Disumanizzazione parte seconda.
Sento il bisogno di fare alcune precisazioni su ciò che intendo come disumanizzazione.
“Svuotamento della vita umana da ogni spiritualità e senso morale e quindi da ogni dignità.”
Questo è il significato del termine secondo il dizionario Oxford Languages.
In effetti, è ciò che si avvicina maggiormente a processi in atto nel nostro mondo contemporaneo: un mondo nuovo, proteso verso la sostituzione del nostro spirito con feticci algoritmici (vedasi l’intelligenza artificiale) ed impianti elettronici e biomeccanici (vedasi la voce transumanesimo).
Il tutto però sagacemente orchestrato dai più “sani” principi neo-liberisti e neo-capitalisti.

● **Consegna**
Rispondi a queste domande sull'estratto che parla di disumanizzazione:
(a) Da quale dizionario è presa la definizione del termine?
(b) Quale esempio viene indicato per i "feticci algoritmici"?
(c) Da quali principi è orchestrato il tutto?
Per rispondere basta l'estratto, senza altre fonti.

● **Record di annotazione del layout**
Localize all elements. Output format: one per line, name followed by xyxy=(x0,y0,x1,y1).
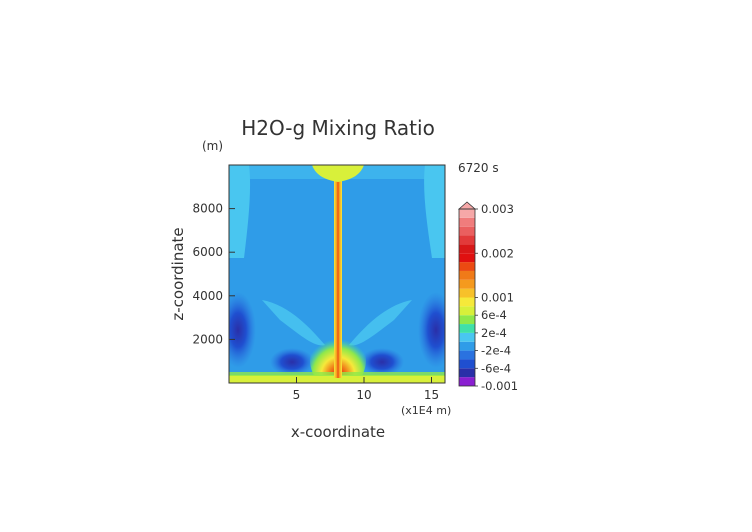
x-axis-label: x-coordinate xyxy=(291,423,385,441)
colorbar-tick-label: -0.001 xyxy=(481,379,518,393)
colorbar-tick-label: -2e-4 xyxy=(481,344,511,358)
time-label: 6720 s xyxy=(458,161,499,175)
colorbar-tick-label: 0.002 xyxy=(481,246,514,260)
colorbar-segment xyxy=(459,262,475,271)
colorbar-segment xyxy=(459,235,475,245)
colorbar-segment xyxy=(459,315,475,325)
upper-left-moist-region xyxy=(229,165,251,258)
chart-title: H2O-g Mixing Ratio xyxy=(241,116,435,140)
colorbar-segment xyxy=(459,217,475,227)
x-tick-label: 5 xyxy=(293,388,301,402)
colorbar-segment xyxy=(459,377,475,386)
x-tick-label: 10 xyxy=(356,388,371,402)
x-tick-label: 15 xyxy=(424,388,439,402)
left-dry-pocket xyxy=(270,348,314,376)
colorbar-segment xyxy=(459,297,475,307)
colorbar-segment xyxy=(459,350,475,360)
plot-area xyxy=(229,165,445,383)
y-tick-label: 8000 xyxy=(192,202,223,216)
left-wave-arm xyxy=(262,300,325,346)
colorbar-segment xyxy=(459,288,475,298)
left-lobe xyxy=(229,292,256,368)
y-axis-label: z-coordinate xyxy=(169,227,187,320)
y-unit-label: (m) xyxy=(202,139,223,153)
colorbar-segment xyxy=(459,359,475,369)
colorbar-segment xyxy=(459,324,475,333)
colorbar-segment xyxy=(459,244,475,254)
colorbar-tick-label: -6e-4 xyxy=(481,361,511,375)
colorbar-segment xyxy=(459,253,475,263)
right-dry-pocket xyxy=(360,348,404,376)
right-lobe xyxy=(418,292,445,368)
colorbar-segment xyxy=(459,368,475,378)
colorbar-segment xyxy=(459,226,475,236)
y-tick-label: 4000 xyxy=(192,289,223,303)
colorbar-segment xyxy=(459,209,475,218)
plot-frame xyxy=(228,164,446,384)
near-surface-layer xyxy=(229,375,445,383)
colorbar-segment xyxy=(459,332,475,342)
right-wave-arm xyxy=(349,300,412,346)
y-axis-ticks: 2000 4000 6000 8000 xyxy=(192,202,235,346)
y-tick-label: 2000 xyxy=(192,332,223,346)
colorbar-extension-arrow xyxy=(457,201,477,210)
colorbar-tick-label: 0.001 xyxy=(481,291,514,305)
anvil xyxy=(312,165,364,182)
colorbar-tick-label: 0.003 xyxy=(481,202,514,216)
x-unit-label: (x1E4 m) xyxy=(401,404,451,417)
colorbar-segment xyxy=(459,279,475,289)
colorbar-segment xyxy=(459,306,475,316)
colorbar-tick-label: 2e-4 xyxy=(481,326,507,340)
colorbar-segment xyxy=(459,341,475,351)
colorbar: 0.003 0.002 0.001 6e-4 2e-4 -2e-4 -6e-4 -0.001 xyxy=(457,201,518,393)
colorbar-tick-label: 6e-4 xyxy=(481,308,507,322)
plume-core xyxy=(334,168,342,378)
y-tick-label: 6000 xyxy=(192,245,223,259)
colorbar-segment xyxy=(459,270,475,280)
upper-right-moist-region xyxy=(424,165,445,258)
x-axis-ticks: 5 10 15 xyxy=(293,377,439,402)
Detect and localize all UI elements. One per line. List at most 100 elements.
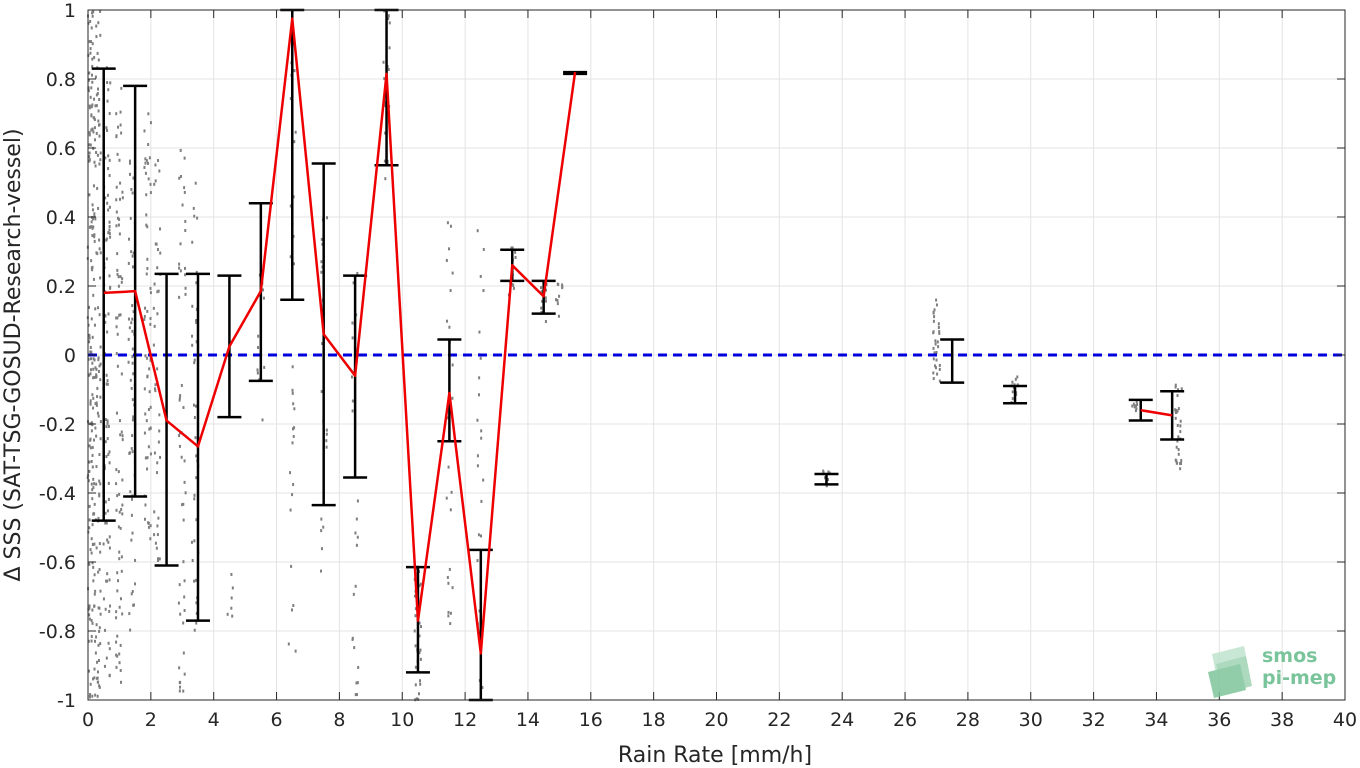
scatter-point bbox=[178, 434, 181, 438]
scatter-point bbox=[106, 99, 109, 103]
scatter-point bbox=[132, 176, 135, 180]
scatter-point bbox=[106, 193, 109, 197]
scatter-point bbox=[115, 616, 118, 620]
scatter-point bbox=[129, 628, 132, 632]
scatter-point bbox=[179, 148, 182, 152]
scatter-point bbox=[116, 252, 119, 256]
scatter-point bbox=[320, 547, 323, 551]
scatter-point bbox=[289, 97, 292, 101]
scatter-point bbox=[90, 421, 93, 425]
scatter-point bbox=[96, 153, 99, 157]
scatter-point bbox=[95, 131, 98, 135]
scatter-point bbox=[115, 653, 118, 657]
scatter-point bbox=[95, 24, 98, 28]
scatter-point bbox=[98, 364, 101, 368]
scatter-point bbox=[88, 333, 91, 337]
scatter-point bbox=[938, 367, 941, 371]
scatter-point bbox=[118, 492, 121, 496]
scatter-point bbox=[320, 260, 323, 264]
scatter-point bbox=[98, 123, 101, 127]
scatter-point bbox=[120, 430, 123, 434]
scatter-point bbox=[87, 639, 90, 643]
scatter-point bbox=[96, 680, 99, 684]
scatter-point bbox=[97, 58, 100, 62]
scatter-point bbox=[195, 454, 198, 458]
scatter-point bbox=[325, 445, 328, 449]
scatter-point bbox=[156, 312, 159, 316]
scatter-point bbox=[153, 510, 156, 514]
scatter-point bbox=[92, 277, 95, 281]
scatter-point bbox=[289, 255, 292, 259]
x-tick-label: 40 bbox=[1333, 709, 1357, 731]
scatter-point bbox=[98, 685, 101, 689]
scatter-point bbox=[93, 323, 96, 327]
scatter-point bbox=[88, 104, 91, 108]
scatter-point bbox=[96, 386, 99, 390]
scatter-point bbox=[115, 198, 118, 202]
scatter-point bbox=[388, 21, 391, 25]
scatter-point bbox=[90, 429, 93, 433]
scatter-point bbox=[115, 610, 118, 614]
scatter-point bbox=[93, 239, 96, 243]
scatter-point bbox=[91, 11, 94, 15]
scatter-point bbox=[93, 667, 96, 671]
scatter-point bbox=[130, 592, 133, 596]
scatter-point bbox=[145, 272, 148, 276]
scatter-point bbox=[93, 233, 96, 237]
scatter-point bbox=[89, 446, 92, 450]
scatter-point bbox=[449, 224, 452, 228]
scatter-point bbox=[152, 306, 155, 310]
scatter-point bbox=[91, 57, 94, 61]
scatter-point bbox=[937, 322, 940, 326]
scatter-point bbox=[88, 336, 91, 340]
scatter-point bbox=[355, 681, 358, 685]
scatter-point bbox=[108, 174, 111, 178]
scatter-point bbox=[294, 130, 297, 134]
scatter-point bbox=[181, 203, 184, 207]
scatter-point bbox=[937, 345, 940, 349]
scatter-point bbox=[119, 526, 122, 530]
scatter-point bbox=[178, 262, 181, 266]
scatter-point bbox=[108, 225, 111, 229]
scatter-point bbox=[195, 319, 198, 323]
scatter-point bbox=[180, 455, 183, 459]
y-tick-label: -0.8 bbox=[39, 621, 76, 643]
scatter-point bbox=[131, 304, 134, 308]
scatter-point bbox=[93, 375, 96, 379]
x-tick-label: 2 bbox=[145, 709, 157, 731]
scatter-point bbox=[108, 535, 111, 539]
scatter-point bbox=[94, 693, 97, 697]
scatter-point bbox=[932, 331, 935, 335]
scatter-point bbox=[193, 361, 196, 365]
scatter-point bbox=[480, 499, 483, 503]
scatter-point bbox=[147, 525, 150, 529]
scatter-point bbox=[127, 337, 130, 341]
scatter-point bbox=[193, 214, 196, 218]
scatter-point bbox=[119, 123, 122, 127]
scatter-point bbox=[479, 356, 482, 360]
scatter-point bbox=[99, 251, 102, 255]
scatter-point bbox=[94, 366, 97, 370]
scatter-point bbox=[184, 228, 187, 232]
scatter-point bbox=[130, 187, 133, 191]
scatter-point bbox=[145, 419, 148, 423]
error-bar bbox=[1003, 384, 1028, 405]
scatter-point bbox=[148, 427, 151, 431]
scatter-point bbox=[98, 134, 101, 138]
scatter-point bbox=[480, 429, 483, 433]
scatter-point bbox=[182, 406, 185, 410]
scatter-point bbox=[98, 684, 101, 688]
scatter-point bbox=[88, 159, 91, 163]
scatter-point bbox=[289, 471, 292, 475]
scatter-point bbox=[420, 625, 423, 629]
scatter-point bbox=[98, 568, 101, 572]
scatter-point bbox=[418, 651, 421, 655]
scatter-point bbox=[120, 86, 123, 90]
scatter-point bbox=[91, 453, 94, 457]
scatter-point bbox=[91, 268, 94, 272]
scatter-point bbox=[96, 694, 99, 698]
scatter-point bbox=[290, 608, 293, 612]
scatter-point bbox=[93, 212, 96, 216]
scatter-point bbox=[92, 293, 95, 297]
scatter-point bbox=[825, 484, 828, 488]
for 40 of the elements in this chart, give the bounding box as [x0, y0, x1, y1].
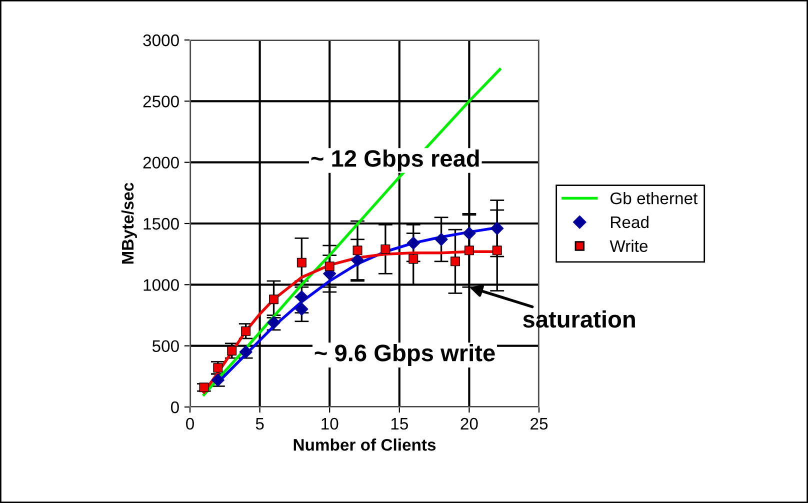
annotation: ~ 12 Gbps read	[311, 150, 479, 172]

● **Risposta**
(a) La definizione è presa dal dizionario Oxford Languages.
(b) Come esempio viene indicata l'intelligenza artificiale.
(c) Il tutto è orchestrato dai principi neo-liberisti e neo-capitalisti.